┌─ DATA SHOWN

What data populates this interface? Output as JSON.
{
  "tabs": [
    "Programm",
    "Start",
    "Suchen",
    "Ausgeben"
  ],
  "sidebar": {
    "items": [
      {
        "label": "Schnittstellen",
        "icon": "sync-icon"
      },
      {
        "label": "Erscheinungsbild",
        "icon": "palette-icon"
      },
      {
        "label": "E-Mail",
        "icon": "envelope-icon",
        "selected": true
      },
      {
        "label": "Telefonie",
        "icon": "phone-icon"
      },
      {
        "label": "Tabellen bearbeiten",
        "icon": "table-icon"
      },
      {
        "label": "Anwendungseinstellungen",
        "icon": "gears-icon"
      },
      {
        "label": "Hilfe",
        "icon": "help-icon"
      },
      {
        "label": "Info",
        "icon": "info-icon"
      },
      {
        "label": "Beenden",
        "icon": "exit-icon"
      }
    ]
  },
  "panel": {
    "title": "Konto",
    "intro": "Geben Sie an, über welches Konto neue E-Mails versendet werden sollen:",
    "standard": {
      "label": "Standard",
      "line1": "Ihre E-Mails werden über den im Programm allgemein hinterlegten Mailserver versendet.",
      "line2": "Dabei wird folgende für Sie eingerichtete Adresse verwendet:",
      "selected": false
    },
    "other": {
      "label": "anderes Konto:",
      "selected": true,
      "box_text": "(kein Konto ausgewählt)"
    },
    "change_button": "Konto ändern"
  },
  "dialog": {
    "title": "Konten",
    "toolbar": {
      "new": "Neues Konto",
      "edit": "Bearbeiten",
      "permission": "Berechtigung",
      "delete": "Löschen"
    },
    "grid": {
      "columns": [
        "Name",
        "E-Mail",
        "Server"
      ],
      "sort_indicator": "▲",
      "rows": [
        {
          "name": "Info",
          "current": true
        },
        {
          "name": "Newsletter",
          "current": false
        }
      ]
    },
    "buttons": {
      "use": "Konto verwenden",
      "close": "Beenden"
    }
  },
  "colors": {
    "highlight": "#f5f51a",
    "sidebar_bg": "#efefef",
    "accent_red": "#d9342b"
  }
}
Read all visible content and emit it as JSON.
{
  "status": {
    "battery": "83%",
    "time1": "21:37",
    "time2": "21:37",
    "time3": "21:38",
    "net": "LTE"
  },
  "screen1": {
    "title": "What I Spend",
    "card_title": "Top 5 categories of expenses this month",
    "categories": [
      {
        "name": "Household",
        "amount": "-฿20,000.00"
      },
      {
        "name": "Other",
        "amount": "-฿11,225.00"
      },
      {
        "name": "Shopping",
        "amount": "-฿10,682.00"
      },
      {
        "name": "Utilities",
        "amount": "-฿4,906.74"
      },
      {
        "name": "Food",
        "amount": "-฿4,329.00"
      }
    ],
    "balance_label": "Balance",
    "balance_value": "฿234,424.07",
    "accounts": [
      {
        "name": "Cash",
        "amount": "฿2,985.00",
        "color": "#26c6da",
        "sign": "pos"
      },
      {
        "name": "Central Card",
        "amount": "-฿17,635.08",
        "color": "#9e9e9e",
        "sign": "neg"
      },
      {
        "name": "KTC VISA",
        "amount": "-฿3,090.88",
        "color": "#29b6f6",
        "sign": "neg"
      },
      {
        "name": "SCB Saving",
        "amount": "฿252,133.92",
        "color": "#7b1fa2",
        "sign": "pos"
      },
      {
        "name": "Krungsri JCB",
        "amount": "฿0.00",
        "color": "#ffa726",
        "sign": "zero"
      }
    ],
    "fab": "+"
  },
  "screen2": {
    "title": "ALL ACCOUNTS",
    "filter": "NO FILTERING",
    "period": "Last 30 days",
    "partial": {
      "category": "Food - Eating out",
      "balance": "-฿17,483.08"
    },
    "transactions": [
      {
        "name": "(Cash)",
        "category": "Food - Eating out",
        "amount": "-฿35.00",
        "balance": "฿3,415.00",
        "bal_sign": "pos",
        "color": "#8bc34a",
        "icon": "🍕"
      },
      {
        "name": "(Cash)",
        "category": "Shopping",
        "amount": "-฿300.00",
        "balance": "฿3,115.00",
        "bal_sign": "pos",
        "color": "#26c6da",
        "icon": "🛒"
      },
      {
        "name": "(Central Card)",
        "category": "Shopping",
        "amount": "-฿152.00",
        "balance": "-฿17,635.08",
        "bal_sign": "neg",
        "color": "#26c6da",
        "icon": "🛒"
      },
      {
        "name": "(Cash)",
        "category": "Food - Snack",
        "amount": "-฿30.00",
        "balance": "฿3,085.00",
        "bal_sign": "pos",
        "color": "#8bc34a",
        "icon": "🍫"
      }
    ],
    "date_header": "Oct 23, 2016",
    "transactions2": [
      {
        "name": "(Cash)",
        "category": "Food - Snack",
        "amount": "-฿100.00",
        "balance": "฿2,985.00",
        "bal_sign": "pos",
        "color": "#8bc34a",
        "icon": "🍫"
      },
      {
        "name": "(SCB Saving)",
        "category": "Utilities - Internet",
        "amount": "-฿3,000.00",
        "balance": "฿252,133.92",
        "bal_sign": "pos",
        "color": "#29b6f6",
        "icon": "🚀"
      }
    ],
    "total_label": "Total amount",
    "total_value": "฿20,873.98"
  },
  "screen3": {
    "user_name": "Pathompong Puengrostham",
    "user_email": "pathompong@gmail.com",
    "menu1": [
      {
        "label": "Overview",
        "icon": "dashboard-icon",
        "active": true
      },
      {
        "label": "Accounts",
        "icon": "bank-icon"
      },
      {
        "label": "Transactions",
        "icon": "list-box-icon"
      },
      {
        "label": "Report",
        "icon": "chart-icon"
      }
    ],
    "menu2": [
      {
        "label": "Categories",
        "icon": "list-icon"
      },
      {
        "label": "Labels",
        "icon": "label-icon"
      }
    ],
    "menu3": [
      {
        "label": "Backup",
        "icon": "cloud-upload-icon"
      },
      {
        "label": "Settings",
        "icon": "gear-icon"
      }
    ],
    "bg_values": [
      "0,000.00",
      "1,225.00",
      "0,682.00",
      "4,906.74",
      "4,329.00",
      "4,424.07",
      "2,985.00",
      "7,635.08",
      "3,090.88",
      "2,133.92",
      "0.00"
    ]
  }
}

└─

**SET TASK**
Go through the listing above and work out how many lines contain the string "über". Reply with the number alone.

**ANSWER TO THIS PROBLEM**
2